→ TO BE DONE: Can you rewrite the material below with each "candle-body" changed to "candlestick-body", keeping everything else the same and leaving out the pictures?

→ SUPPLIED MATERIAL:
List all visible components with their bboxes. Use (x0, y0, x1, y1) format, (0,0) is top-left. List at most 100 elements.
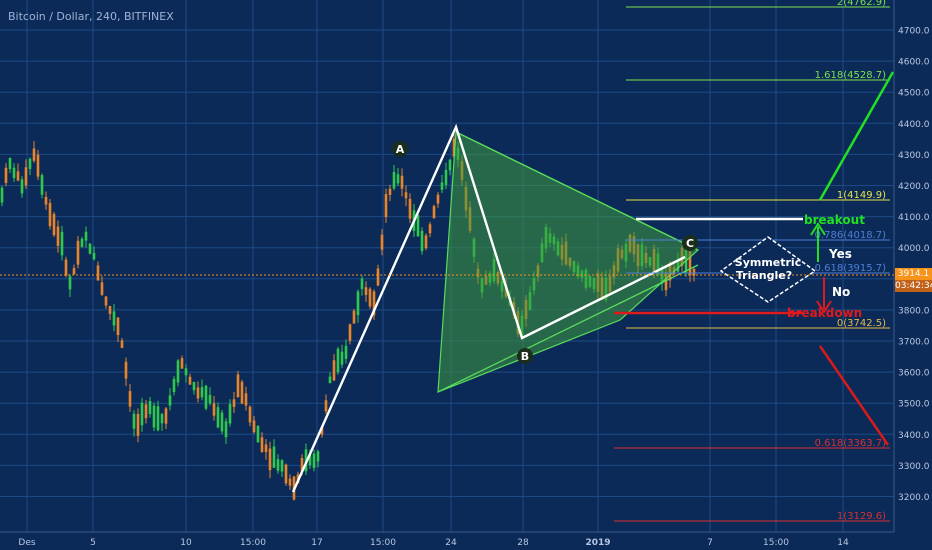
candle-body (96, 265, 100, 281)
candle-body (140, 402, 144, 426)
candle-body (360, 278, 364, 289)
candle-body (372, 291, 376, 316)
candle-body (320, 426, 324, 435)
bearish-projection-line (818, 345, 890, 446)
price-tick-label: 3600.0 (898, 369, 930, 379)
fib-level-label: 1(4149.9) (837, 190, 886, 201)
candle-body (284, 464, 288, 484)
candle-body (408, 199, 412, 219)
candle-body (180, 358, 184, 369)
triangle-lower-line (437, 264, 699, 393)
point-c-label: C (686, 237, 694, 250)
candle-body (172, 378, 176, 393)
candle-body (404, 192, 408, 199)
candle-body (364, 287, 368, 295)
price-tick-label: 3300.0 (898, 462, 930, 472)
fib-level-label: 0(3742.5) (837, 318, 886, 329)
candle-body (144, 404, 148, 419)
candle-body (236, 374, 240, 398)
candle-body (220, 412, 224, 432)
candle-body (368, 288, 372, 307)
wave-zigzag-line (291, 123, 686, 493)
point-a-label: A (396, 143, 405, 156)
candle-body (184, 368, 188, 376)
candle-body (416, 215, 420, 237)
time-tick-label: 14 (837, 538, 849, 548)
candle-body (688, 251, 692, 276)
chart-title: Bitcoin / Dollar, 240, BITFINEX (8, 10, 174, 23)
price-axis[interactable]: 4700.0 4600.0 4500.0 4400.0 4300.0 4200.0 4100… (893, 0, 932, 532)
candle-body (132, 413, 136, 429)
candle-body (268, 448, 272, 471)
price-tick-label: 4500.0 (898, 89, 930, 99)
candle-body (300, 457, 304, 472)
candle-body (428, 224, 432, 234)
fib-level-label: 1(3129.6) (837, 511, 886, 522)
price-tick-label: 4700.0 (898, 27, 930, 37)
candle-body (84, 231, 88, 241)
candle-body (396, 174, 400, 184)
candle-body (104, 296, 108, 306)
candle-body (352, 310, 356, 324)
candle-body (32, 148, 36, 161)
candle-body (228, 404, 232, 424)
candle-body (188, 376, 192, 385)
price-tick-label: 4300.0 (898, 151, 930, 161)
candle-body (56, 226, 60, 246)
candle-body (28, 158, 32, 169)
candle-body (52, 214, 56, 236)
time-tick-label: 15:00 (370, 538, 396, 548)
candle-body (156, 406, 160, 431)
candle-body (444, 169, 448, 185)
time-tick-label: 7 (707, 538, 713, 548)
candle-body (196, 387, 200, 399)
candle-body (400, 175, 404, 189)
fib-level-label: 1.618(4528.7) (815, 70, 887, 81)
candle-body (212, 403, 216, 416)
candle-body (44, 196, 48, 205)
candle-body (344, 345, 348, 359)
candle-body (0, 187, 4, 203)
time-tick-label: 5 (90, 538, 96, 548)
time-tick-label: Des (18, 538, 35, 548)
candle-body (280, 460, 284, 472)
price-tick-label: 3500.0 (898, 400, 930, 410)
candle-body (324, 400, 328, 412)
time-tick-label: 2019 (585, 538, 610, 548)
candle-body (216, 407, 220, 428)
candle-body (260, 437, 264, 452)
candle-body (40, 175, 44, 195)
candle-body (168, 395, 172, 406)
time-tick-label: 10 (180, 538, 192, 548)
candle-body (436, 194, 440, 204)
candle-body (88, 243, 92, 254)
price-tick-label: 4400.0 (898, 120, 930, 130)
candle-body (48, 202, 52, 227)
candle-body (24, 167, 28, 186)
time-axis[interactable]: Des 5 10 15:00 17 15:00 24 28 2019 7 15:00 14 (0, 531, 932, 550)
candle-body (276, 459, 280, 471)
triangle-upper-line (455, 131, 699, 251)
candle-body (92, 252, 96, 260)
candle-body (124, 361, 128, 379)
yes-label: Yes (828, 247, 852, 261)
candle-body (64, 259, 68, 276)
price-tick-label: 3800.0 (898, 306, 930, 316)
candle-body (192, 381, 196, 391)
candle-body (440, 182, 444, 190)
candle-body (376, 268, 380, 286)
candle-body (232, 399, 236, 407)
candle-body (148, 400, 152, 415)
candle-body (164, 408, 168, 424)
candle-body (288, 478, 292, 486)
candle-body (432, 206, 436, 219)
price-tick-label: 3200.0 (898, 493, 930, 503)
candle-body (356, 291, 360, 316)
diamond-text-line2: Triangle? (736, 269, 792, 282)
candle-body (240, 381, 244, 404)
price-tick-label: 4600.0 (898, 58, 930, 68)
diamond-text-line1: Symmetric (735, 256, 801, 269)
candle-body (208, 395, 212, 404)
price-tick-label: 3400.0 (898, 431, 930, 441)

→ WRITTEN ANSWER:
List all visible components with their bboxes. Use (x0, y0, x1, y1) format, (0,0) is top-left. List at most 100 elements.
candlestick-body (96, 265, 100, 281)
candlestick-body (140, 402, 144, 426)
candlestick-body (360, 278, 364, 289)
candlestick-body (372, 291, 376, 316)
candlestick-body (320, 426, 324, 435)
bearish-projection-line (818, 345, 890, 446)
price-tick-label: 3600.0 (898, 369, 930, 379)
fib-level-label: 1(4149.9) (837, 190, 886, 201)
candlestick-body (284, 464, 288, 484)
candlestick-body (408, 199, 412, 219)
candlestick-body (180, 358, 184, 369)
triangle-lower-line (437, 264, 699, 393)
point-c-label: C (686, 237, 694, 250)
candlestick-body (172, 378, 176, 393)
candlestick-body (404, 192, 408, 199)
candlestick-body (364, 287, 368, 295)
price-tick-label: 3300.0 (898, 462, 930, 472)
fib-level-label: 0(3742.5) (837, 318, 886, 329)
candlestick-body (144, 404, 148, 419)
candlestick-body (236, 374, 240, 398)
candlestick-body (220, 412, 224, 432)
candlestick-body (368, 288, 372, 307)
wave-zigzag-line (291, 123, 686, 493)
point-a-label: A (396, 143, 405, 156)
candlestick-body (184, 368, 188, 376)
candlestick-body (416, 215, 420, 237)
time-tick-label: 14 (837, 538, 849, 548)
candlestick-body (688, 251, 692, 276)
chart-title: Bitcoin / Dollar, 240, BITFINEX (8, 10, 174, 23)
price-axis[interactable]: 4700.0 4600.0 4500.0 4400.0 4300.0 4200.0 4100… (893, 0, 932, 532)
candlestick-body (132, 413, 136, 429)
candlestick-body (268, 448, 272, 471)
price-tick-label: 4500.0 (898, 89, 930, 99)
candlestick-body (300, 457, 304, 472)
candlestick-body (428, 224, 432, 234)
fib-level-label: 1(3129.6) (837, 511, 886, 522)
price-tick-label: 4700.0 (898, 27, 930, 37)
candlestick-body (84, 231, 88, 241)
candlestick-body (396, 174, 400, 184)
candlestick-body (104, 296, 108, 306)
candlestick-body (352, 310, 356, 324)
candlestick-body (32, 148, 36, 161)
candlestick-body (228, 404, 232, 424)
candlestick-body (188, 376, 192, 385)
price-tick-label: 4300.0 (898, 151, 930, 161)
candlestick-body (56, 226, 60, 246)
candlestick-body (28, 158, 32, 169)
candlestick-body (52, 214, 56, 236)
time-tick-label: 15:00 (370, 538, 396, 548)
candlestick-body (156, 406, 160, 431)
candlestick-body (444, 169, 448, 185)
time-tick-label: 7 (707, 538, 713, 548)
candlestick-body (196, 387, 200, 399)
candlestick-body (400, 175, 404, 189)
fib-level-label: 1.618(4528.7) (815, 70, 887, 81)
candlestick-body (212, 403, 216, 416)
candlestick-body (44, 196, 48, 205)
candlestick-body (344, 345, 348, 359)
candlestick-body (0, 187, 4, 203)
time-tick-label: 5 (90, 538, 96, 548)
time-tick-label: Des (18, 538, 35, 548)
candlestick-body (280, 460, 284, 472)
price-tick-label: 3500.0 (898, 400, 930, 410)
candlestick-body (324, 400, 328, 412)
time-tick-label: 2019 (585, 538, 610, 548)
candlestick-body (216, 407, 220, 428)
candlestick-body (260, 437, 264, 452)
candlestick-body (40, 175, 44, 195)
candlestick-body (168, 395, 172, 406)
time-tick-label: 10 (180, 538, 192, 548)
candlestick-body (436, 194, 440, 204)
candlestick-body (88, 243, 92, 254)
price-tick-label: 4400.0 (898, 120, 930, 130)
candlestick-body (48, 202, 52, 227)
candlestick-body (24, 167, 28, 186)
time-axis[interactable]: Des 5 10 15:00 17 15:00 24 28 2019 7 15:00 14 (0, 531, 932, 550)
candlestick-body (276, 459, 280, 471)
triangle-upper-line (455, 131, 699, 251)
candlestick-body (92, 252, 96, 260)
candlestick-body (124, 361, 128, 379)
yes-label: Yes (828, 247, 852, 261)
candlestick-body (64, 259, 68, 276)
price-tick-label: 3800.0 (898, 306, 930, 316)
candlestick-body (192, 381, 196, 391)
candlestick-body (440, 182, 444, 190)
candlestick-body (376, 268, 380, 286)
candlestick-body (232, 399, 236, 407)
candlestick-body (148, 400, 152, 415)
candlestick-body (164, 408, 168, 424)
candlestick-body (288, 478, 292, 486)
candlestick-body (432, 206, 436, 219)
price-tick-label: 3200.0 (898, 493, 930, 503)
candlestick-body (356, 291, 360, 316)
diamond-text-line2: Triangle? (736, 269, 792, 282)
candlestick-body (240, 381, 244, 404)
price-tick-label: 4600.0 (898, 58, 930, 68)
diamond-text-line1: Symmetric (735, 256, 801, 269)
candlestick-body (208, 395, 212, 404)
price-tick-label: 3400.0 (898, 431, 930, 441)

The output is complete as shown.